►

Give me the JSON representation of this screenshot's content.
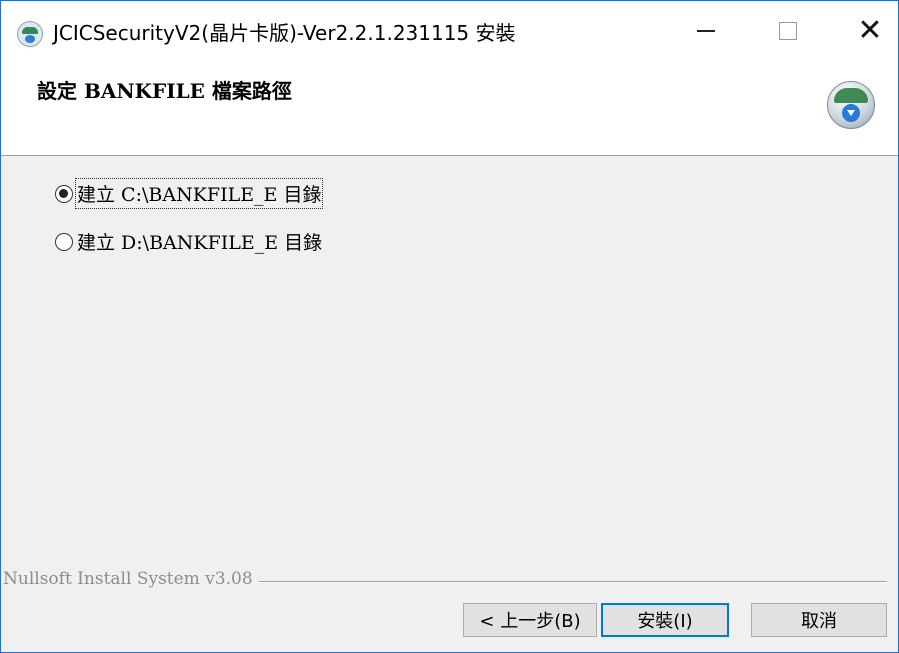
{
  "window": {
    "title": "JCICSecurityV2(晶片卡版)-Ver2.2.1.231115 安裝",
    "controls": {
      "minimize": "minimize-icon",
      "maximize": "maximize-icon",
      "close": "close-icon"
    }
  },
  "header": {
    "title": "設定 BANKFILE 檔案路徑",
    "icon": "installer-icon"
  },
  "options": [
    {
      "label": "建立 C:\\BANKFILE_E 目錄",
      "selected": true
    },
    {
      "label": "建立 D:\\BANKFILE_E 目錄",
      "selected": false
    }
  ],
  "footer": {
    "brand": "Nullsoft Install System v3.08"
  },
  "buttons": {
    "back": "< 上一步(B)",
    "install": "安裝(I)",
    "cancel": "取消"
  },
  "colors": {
    "accent": "#0078d7",
    "window_border": "#1e6fd0",
    "background": "#f0f0f0"
  }
}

◄

» **What to do**: In the copy, include all records verbatim but no images.

» **Worked solution**:
Give me the JSON representation of this screenshot's content.
{
  "window": {
    "title": "JCICSecurityV2(晶片卡版)-Ver2.2.1.231115 安裝",
    "controls": {
      "minimize": "minimize-icon",
      "maximize": "maximize-icon",
      "close": "close-icon"
    }
  },
  "header": {
    "title": "設定 BANKFILE 檔案路徑",
    "icon": "installer-icon"
  },
  "options": [
    {
      "label": "建立 C:\\BANKFILE_E 目錄",
      "selected": true
    },
    {
      "label": "建立 D:\\BANKFILE_E 目錄",
      "selected": false
    }
  ],
  "footer": {
    "brand": "Nullsoft Install System v3.08"
  },
  "buttons": {
    "back": "< 上一步(B)",
    "install": "安裝(I)",
    "cancel": "取消"
  },
  "colors": {
    "accent": "#0078d7",
    "window_border": "#1e6fd0",
    "background": "#f0f0f0"
  }
}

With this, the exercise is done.